Only the pictures are to be left out; set down the rest of the records exactly.

[Dataset listings of figures]
•••

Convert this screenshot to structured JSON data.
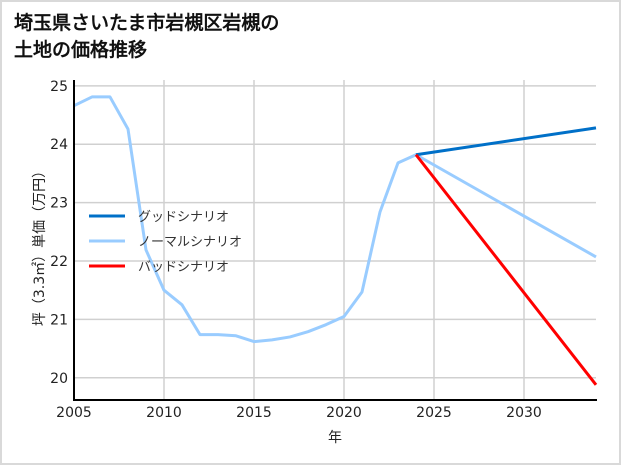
{
  "chart_data": {
    "type": "line",
    "title": [
      "埼玉県さいたま市岩槻区岩槻の",
      "土地の価格推移"
    ],
    "xlabel": "年",
    "ylabel": "坪（3.3㎡）単価（万円）",
    "xlim": [
      2005,
      2034
    ],
    "ylim": [
      19.62,
      25.1
    ],
    "xticks": [
      2005,
      2010,
      2015,
      2020,
      2025,
      2030
    ],
    "yticks": [
      20,
      21,
      22,
      23,
      24,
      25
    ],
    "grid": true,
    "legend_position": "center-left",
    "series": [
      {
        "name": "グッドシナリオ",
        "color": "#0070c8",
        "x": [
          2024,
          2034
        ],
        "y": [
          23.82,
          24.28
        ]
      },
      {
        "name": "ノーマルシナリオ",
        "color": "#99ccff",
        "x": [
          2005,
          2006,
          2007,
          2008,
          2009,
          2010,
          2011,
          2012,
          2013,
          2014,
          2015,
          2016,
          2017,
          2018,
          2019,
          2020,
          2021,
          2022,
          2023,
          2024,
          2034
        ],
        "y": [
          24.66,
          24.81,
          24.81,
          24.26,
          22.19,
          21.5,
          21.25,
          20.74,
          20.74,
          20.72,
          20.62,
          20.65,
          20.7,
          20.79,
          20.91,
          21.05,
          21.47,
          22.84,
          23.68,
          23.82,
          22.07
        ]
      },
      {
        "name": "バッドシナリオ",
        "color": "#ff0000",
        "x": [
          2024,
          2034
        ],
        "y": [
          23.82,
          19.88
        ]
      }
    ]
  }
}
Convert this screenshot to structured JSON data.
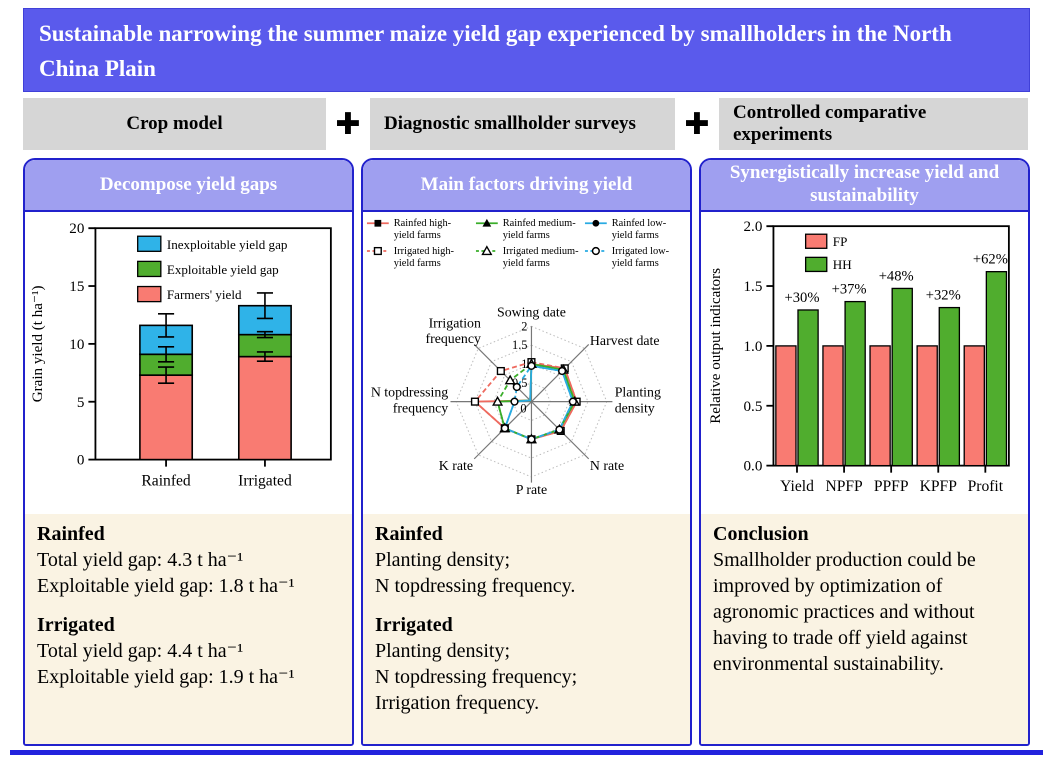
{
  "title": "Sustainable narrowing the summer maize yield gap experienced by smallholders in the North China Plain",
  "methods": {
    "plus": "✚",
    "items": [
      "Crop model",
      "Diagnostic smallholder surveys",
      "Controlled comparative experiments"
    ]
  },
  "colors": {
    "banner_blue": "#5a5aec",
    "header_lavender": "#9f9ff0",
    "panel_border_blue": "#2121cc",
    "method_gray": "#d6d6d6",
    "findings_cream": "#faf3e3",
    "salmon": "#f97b72",
    "green": "#50ad2e",
    "cyan_blue": "#2fb3e8",
    "line_red": "#ee6a5f",
    "line_green": "#3aae2a",
    "line_blue": "#29abe2"
  },
  "panels": [
    {
      "header": "Decompose yield gaps",
      "text": {
        "sections": [
          {
            "heading": "Rainfed",
            "lines": [
              "Total yield gap: 4.3 t ha⁻¹",
              "Exploitable yield gap: 1.8 t ha⁻¹"
            ]
          },
          {
            "heading": "Irrigated",
            "lines": [
              "Total yield gap: 4.4 t ha⁻¹",
              "Exploitable yield gap: 1.9 t ha⁻¹"
            ]
          }
        ]
      }
    },
    {
      "header": "Main factors driving yield",
      "text": {
        "sections": [
          {
            "heading": "Rainfed",
            "lines": [
              "Planting density;",
              "N topdressing frequency."
            ]
          },
          {
            "heading": "Irrigated",
            "lines": [
              "Planting density;",
              "N topdressing frequency;",
              "Irrigation frequency."
            ]
          }
        ]
      }
    },
    {
      "header": "Synergistically increase yield and sustainability",
      "text": {
        "sections": [
          {
            "heading": "Conclusion",
            "lines": [
              "Smallholder production could be improved by optimization of agronomic practices and without having to trade off yield against environmental sustainability."
            ]
          }
        ]
      }
    }
  ],
  "chart_data": [
    {
      "type": "bar",
      "subtype": "stacked",
      "categories": [
        "Rainfed",
        "Irrigated"
      ],
      "series": [
        {
          "name": "Farmers' yield",
          "color": "#f97b72",
          "values": [
            7.3,
            8.9
          ],
          "errors": [
            0.7,
            0.4
          ]
        },
        {
          "name": "Exploitable yield gap",
          "color": "#50ad2e",
          "values": [
            1.8,
            1.9
          ],
          "errors": [
            0.65,
            0.25
          ]
        },
        {
          "name": "Inexploitable yield gap",
          "color": "#2fb3e8",
          "values": [
            2.5,
            2.5
          ],
          "errors": [
            1.0,
            1.1
          ]
        }
      ],
      "ylabel": "Grain yield (t ha⁻¹)",
      "ylim": [
        0,
        20
      ],
      "yticks": [
        0,
        5,
        10,
        15,
        20
      ],
      "legend_position": "top-left-inside",
      "grid": false
    },
    {
      "type": "radar",
      "axes": [
        "Sowing date",
        "Harvest date",
        "Planting density",
        "N rate",
        "P rate",
        "K rate",
        "N topdressing frequency",
        "Irrigation frequency"
      ],
      "rlim": [
        0,
        2
      ],
      "rticks": [
        0,
        0.5,
        1,
        1.5,
        2
      ],
      "series": [
        {
          "name": "Rainfed high-yield farms",
          "color": "#ee6a5f",
          "dash": false,
          "marker": "square-filled",
          "values": [
            1.0,
            1.25,
            1.2,
            1.1,
            1.0,
            1.0,
            1.5,
            0.05
          ]
        },
        {
          "name": "Rainfed medium-yield farms",
          "color": "#3aae2a",
          "dash": false,
          "marker": "triangle-filled",
          "values": [
            1.0,
            1.2,
            1.15,
            1.05,
            1.0,
            1.0,
            0.9,
            0.05
          ]
        },
        {
          "name": "Rainfed low-yield farms",
          "color": "#29abe2",
          "dash": false,
          "marker": "circle-filled",
          "values": [
            0.95,
            1.15,
            1.1,
            1.05,
            1.0,
            1.0,
            0.45,
            0.05
          ]
        },
        {
          "name": "Irrigated high-yield farms",
          "color": "#ee6a5f",
          "dash": true,
          "marker": "square-open",
          "values": [
            1.05,
            1.25,
            1.2,
            1.1,
            1.0,
            1.0,
            1.5,
            1.15
          ]
        },
        {
          "name": "Irrigated medium-yield farms",
          "color": "#3aae2a",
          "dash": true,
          "marker": "triangle-open",
          "values": [
            1.0,
            1.2,
            1.15,
            1.05,
            1.0,
            1.0,
            0.9,
            0.8
          ]
        },
        {
          "name": "Irrigated low-yield farms",
          "color": "#29abe2",
          "dash": true,
          "marker": "circle-open",
          "values": [
            0.95,
            1.15,
            1.1,
            1.05,
            1.0,
            1.0,
            0.45,
            0.55
          ]
        }
      ],
      "legend_position": "top",
      "grid": true
    },
    {
      "type": "bar",
      "subtype": "grouped",
      "categories": [
        "Yield",
        "NPFP",
        "PPFP",
        "KPFP",
        "Profit"
      ],
      "series": [
        {
          "name": "FP",
          "color": "#f97b72",
          "values": [
            1.0,
            1.0,
            1.0,
            1.0,
            1.0
          ]
        },
        {
          "name": "HH",
          "color": "#50ad2e",
          "values": [
            1.3,
            1.37,
            1.48,
            1.32,
            1.62
          ]
        }
      ],
      "bar_labels": [
        "+30%",
        "+37%",
        "+48%",
        "+32%",
        "+62%"
      ],
      "ylabel": "Relative output indicators",
      "ylim": [
        0,
        2
      ],
      "yticks": [
        0,
        0.5,
        1,
        1.5,
        2
      ],
      "legend_position": "top-left-inside",
      "grid": false
    }
  ]
}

•••

Response:
Convert this screenshot to structured JSON data.
{
  "chart_data": {
    "type": "line",
    "title": [
      "埼玉県さいたま市岩槻区岩槻の",
      "土地の価格推移"
    ],
    "xlabel": "年",
    "ylabel": "坪（3.3㎡）単価（万円）",
    "xlim": [
      2005,
      2034
    ],
    "ylim": [
      19.62,
      25.1
    ],
    "xticks": [
      2005,
      2010,
      2015,
      2020,
      2025,
      2030
    ],
    "yticks": [
      20,
      21,
      22,
      23,
      24,
      25
    ],
    "grid": true,
    "legend_position": "center-left",
    "series": [
      {
        "name": "グッドシナリオ",
        "color": "#0070c8",
        "x": [
          2024,
          2034
        ],
        "y": [
          23.82,
          24.28
        ]
      },
      {
        "name": "ノーマルシナリオ",
        "color": "#99ccff",
        "x": [
          2005,
          2006,
          2007,
          2008,
          2009,
          2010,
          2011,
          2012,
          2013,
          2014,
          2015,
          2016,
          2017,
          2018,
          2019,
          2020,
          2021,
          2022,
          2023,
          2024,
          2034
        ],
        "y": [
          24.66,
          24.81,
          24.81,
          24.26,
          22.19,
          21.5,
          21.25,
          20.74,
          20.74,
          20.72,
          20.62,
          20.65,
          20.7,
          20.79,
          20.91,
          21.05,
          21.47,
          22.84,
          23.68,
          23.82,
          22.07
        ]
      },
      {
        "name": "バッドシナリオ",
        "color": "#ff0000",
        "x": [
          2024,
          2034
        ],
        "y": [
          23.82,
          19.88
        ]
      }
    ]
  }
}
Convert this screenshot to structured JSON data.
{
  "title": "Sustainable narrowing the summer maize yield gap experienced by smallholders in the North China Plain",
  "methods": {
    "plus": "✚",
    "items": [
      "Crop model",
      "Diagnostic smallholder surveys",
      "Controlled comparative experiments"
    ]
  },
  "colors": {
    "banner_blue": "#5a5aec",
    "header_lavender": "#9f9ff0",
    "panel_border_blue": "#2121cc",
    "method_gray": "#d6d6d6",
    "findings_cream": "#faf3e3",
    "salmon": "#f97b72",
    "green": "#50ad2e",
    "cyan_blue": "#2fb3e8",
    "line_red": "#ee6a5f",
    "line_green": "#3aae2a",
    "line_blue": "#29abe2"
  },
  "panels": [
    {
      "header": "Decompose yield gaps",
      "text": {
        "sections": [
          {
            "heading": "Rainfed",
            "lines": [
              "Total yield gap: 4.3 t ha⁻¹",
              "Exploitable yield gap: 1.8 t ha⁻¹"
            ]
          },
          {
            "heading": "Irrigated",
            "lines": [
              "Total yield gap: 4.4 t ha⁻¹",
              "Exploitable yield gap: 1.9 t ha⁻¹"
            ]
          }
        ]
      }
    },
    {
      "header": "Main factors driving yield",
      "text": {
        "sections": [
          {
            "heading": "Rainfed",
            "lines": [
              "Planting density;",
              "N topdressing frequency."
            ]
          },
          {
            "heading": "Irrigated",
            "lines": [
              "Planting density;",
              "N topdressing frequency;",
              "Irrigation frequency."
            ]
          }
        ]
      }
    },
    {
      "header": "Synergistically increase yield and sustainability",
      "text": {
        "sections": [
          {
            "heading": "Conclusion",
            "lines": [
              "Smallholder production could be improved by optimization of agronomic practices and without having to trade off yield against environmental sustainability."
            ]
          }
        ]
      }
    }
  ],
  "chart_data": [
    {
      "type": "bar",
      "subtype": "stacked",
      "categories": [
        "Rainfed",
        "Irrigated"
      ],
      "series": [
        {
          "name": "Farmers' yield",
          "color": "#f97b72",
          "values": [
            7.3,
            8.9
          ],
          "errors": [
            0.7,
            0.4
          ]
        },
        {
          "name": "Exploitable yield gap",
          "color": "#50ad2e",
          "values": [
            1.8,
            1.9
          ],
          "errors": [
            0.65,
            0.25
          ]
        },
        {
          "name": "Inexploitable yield gap",
          "color": "#2fb3e8",
          "values": [
            2.5,
            2.5
          ],
          "errors": [
            1.0,
            1.1
          ]
        }
      ],
      "ylabel": "Grain yield (t ha⁻¹)",
      "ylim": [
        0,
        20
      ],
      "yticks": [
        0,
        5,
        10,
        15,
        20
      ],
      "legend_position": "top-left-inside",
      "grid": false
    },
    {
      "type": "radar",
      "axes": [
        "Sowing date",
        "Harvest date",
        "Planting density",
        "N rate",
        "P rate",
        "K rate",
        "N topdressing frequency",
        "Irrigation frequency"
      ],
      "rlim": [
        0,
        2
      ],
      "rticks": [
        0,
        0.5,
        1,
        1.5,
        2
      ],
      "series": [
        {
          "name": "Rainfed high-yield farms",
          "color": "#ee6a5f",
          "dash": false,
          "marker": "square-filled",
          "values": [
            1.0,
            1.25,
            1.2,
            1.1,
            1.0,
            1.0,
            1.5,
            0.05
          ]
        },
        {
          "name": "Rainfed medium-yield farms",
          "color": "#3aae2a",
          "dash": false,
          "marker": "triangle-filled",
          "values": [
            1.0,
            1.2,
            1.15,
            1.05,
            1.0,
            1.0,
            0.9,
            0.05
          ]
        },
        {
          "name": "Rainfed low-yield farms",
          "color": "#29abe2",
          "dash": false,
          "marker": "circle-filled",
          "values": [
            0.95,
            1.15,
            1.1,
            1.05,
            1.0,
            1.0,
            0.45,
            0.05
          ]
        },
        {
          "name": "Irrigated high-yield farms",
          "color": "#ee6a5f",
          "dash": true,
          "marker": "square-open",
          "values": [
            1.05,
            1.25,
            1.2,
            1.1,
            1.0,
            1.0,
            1.5,
            1.15
          ]
        },
        {
          "name": "Irrigated medium-yield farms",
          "color": "#3aae2a",
          "dash": true,
          "marker": "triangle-open",
          "values": [
            1.0,
            1.2,
            1.15,
            1.05,
            1.0,
            1.0,
            0.9,
            0.8
          ]
        },
        {
          "name": "Irrigated low-yield farms",
          "color": "#29abe2",
          "dash": true,
          "marker": "circle-open",
          "values": [
            0.95,
            1.15,
            1.1,
            1.05,
            1.0,
            1.0,
            0.45,
            0.55
          ]
        }
      ],
      "legend_position": "top",
      "grid": true
    },
    {
      "type": "bar",
      "subtype": "grouped",
      "categories": [
        "Yield",
        "NPFP",
        "PPFP",
        "KPFP",
        "Profit"
      ],
      "series": [
        {
          "name": "FP",
          "color": "#f97b72",
          "values": [
            1.0,
            1.0,
            1.0,
            1.0,
            1.0
          ]
        },
        {
          "name": "HH",
          "color": "#50ad2e",
          "values": [
            1.3,
            1.37,
            1.48,
            1.32,
            1.62
          ]
        }
      ],
      "bar_labels": [
        "+30%",
        "+37%",
        "+48%",
        "+32%",
        "+62%"
      ],
      "ylabel": "Relative output indicators",
      "ylim": [
        0,
        2
      ],
      "yticks": [
        0,
        0.5,
        1,
        1.5,
        2
      ],
      "legend_position": "top-left-inside",
      "grid": false
    }
  ]
}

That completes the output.